> [ENTRIES PROVIDED]:

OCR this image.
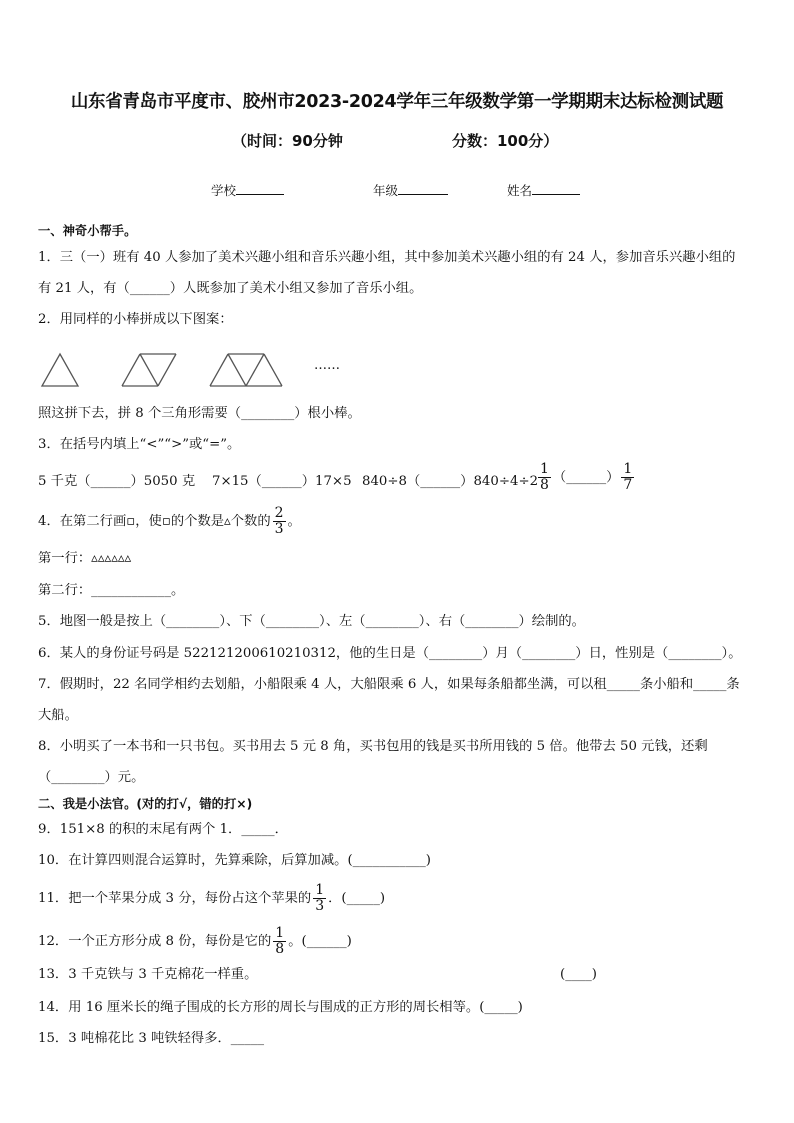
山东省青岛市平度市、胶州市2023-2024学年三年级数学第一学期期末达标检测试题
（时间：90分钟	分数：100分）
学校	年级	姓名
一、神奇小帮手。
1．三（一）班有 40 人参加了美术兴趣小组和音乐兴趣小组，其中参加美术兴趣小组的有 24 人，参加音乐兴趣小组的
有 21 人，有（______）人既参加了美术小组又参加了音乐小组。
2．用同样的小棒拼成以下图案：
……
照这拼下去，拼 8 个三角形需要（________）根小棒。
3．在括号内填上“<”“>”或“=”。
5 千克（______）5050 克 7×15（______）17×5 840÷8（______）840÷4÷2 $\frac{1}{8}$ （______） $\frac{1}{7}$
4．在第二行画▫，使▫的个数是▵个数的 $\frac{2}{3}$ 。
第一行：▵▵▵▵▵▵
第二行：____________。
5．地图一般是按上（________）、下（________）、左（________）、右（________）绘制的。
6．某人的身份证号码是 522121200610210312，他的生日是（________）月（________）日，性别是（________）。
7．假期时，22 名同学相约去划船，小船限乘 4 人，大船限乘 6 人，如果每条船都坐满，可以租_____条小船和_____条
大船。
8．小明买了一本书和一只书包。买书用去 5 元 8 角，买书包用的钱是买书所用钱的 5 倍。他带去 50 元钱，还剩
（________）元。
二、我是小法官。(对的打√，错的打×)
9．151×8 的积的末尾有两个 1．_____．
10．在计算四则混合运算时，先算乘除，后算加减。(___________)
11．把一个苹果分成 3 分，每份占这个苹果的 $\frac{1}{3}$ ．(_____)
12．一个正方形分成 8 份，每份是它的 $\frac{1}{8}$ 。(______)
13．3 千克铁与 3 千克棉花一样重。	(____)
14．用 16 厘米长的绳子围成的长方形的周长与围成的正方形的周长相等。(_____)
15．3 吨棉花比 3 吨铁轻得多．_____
---
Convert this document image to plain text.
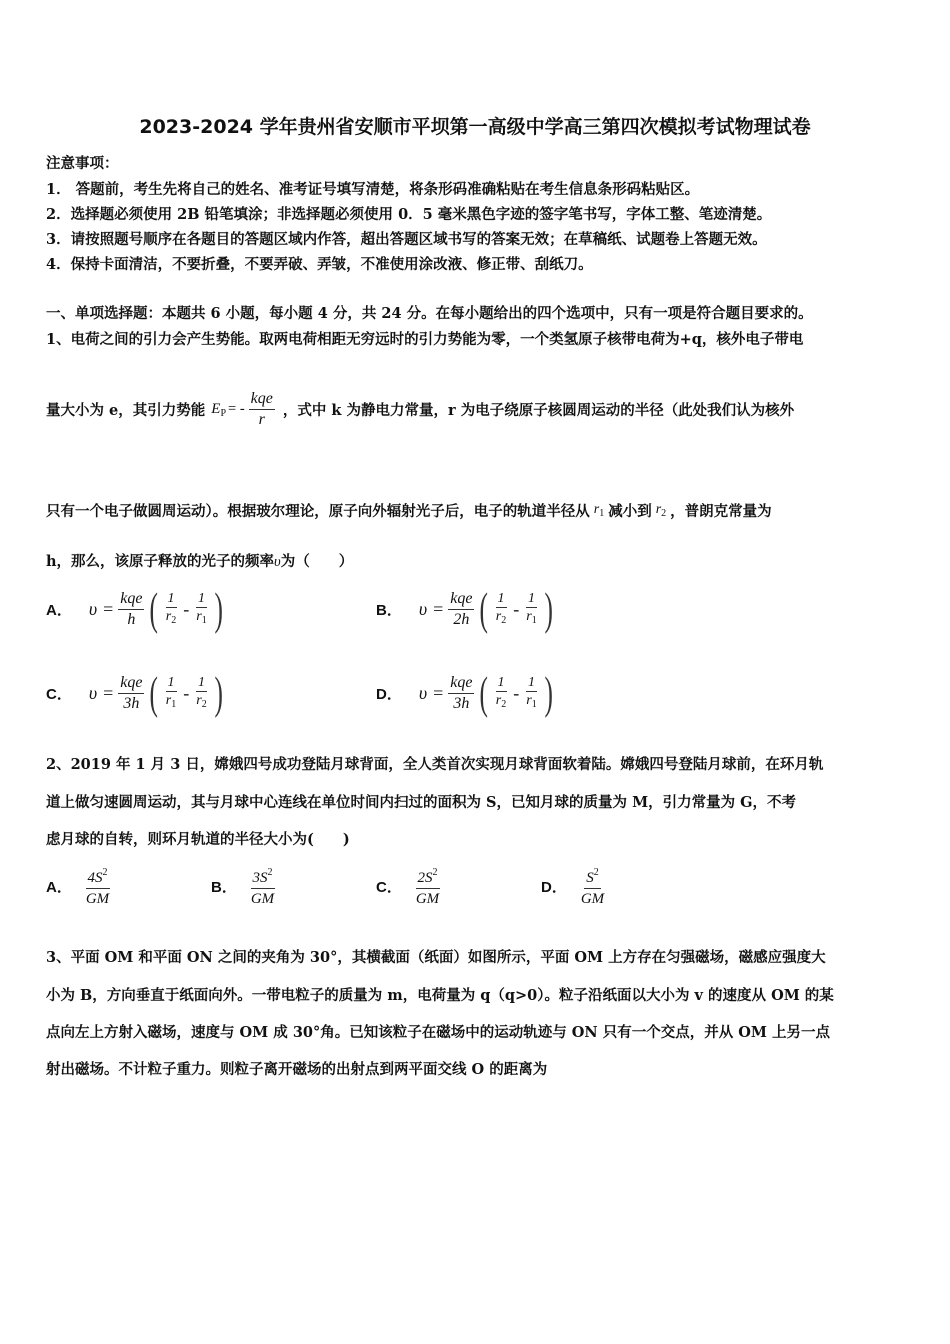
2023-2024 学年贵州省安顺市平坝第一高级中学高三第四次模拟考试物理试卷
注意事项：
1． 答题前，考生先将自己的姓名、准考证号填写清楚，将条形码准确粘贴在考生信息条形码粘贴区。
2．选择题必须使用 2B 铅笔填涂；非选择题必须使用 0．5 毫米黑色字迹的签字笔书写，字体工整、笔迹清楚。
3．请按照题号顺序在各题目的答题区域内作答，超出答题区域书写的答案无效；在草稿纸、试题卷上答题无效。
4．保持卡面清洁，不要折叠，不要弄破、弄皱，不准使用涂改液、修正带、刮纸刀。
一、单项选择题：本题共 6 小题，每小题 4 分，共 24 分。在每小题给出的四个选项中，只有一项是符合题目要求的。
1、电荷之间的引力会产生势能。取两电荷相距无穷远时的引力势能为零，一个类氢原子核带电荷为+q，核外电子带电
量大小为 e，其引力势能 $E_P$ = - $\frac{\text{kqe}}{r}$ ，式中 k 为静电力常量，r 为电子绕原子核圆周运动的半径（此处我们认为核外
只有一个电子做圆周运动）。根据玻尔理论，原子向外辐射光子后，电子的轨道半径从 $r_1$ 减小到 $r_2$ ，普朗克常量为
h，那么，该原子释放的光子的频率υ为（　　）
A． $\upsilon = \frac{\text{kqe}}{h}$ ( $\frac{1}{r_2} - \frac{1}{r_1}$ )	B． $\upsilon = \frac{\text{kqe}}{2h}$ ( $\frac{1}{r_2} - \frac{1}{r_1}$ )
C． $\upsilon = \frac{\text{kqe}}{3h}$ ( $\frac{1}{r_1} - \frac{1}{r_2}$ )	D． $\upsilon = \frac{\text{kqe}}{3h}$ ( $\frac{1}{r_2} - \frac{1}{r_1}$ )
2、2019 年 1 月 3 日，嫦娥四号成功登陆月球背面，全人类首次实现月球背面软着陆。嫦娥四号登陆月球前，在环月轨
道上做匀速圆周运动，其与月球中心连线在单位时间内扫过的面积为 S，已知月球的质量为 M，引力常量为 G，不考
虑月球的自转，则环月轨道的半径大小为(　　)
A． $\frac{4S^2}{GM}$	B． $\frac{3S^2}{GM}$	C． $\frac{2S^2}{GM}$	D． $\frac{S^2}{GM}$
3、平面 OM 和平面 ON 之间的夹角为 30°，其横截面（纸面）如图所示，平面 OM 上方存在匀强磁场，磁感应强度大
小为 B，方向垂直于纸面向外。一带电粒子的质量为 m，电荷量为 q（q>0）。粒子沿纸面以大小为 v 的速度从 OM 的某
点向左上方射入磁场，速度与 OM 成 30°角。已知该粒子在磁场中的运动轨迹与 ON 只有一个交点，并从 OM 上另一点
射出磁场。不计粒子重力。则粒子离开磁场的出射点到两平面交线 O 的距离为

> [EXERCISE GOAL]:
Only a number is wanted here: how many lines in the data above include the string "image"?

> [ANSWER TO THIS TASK]:
2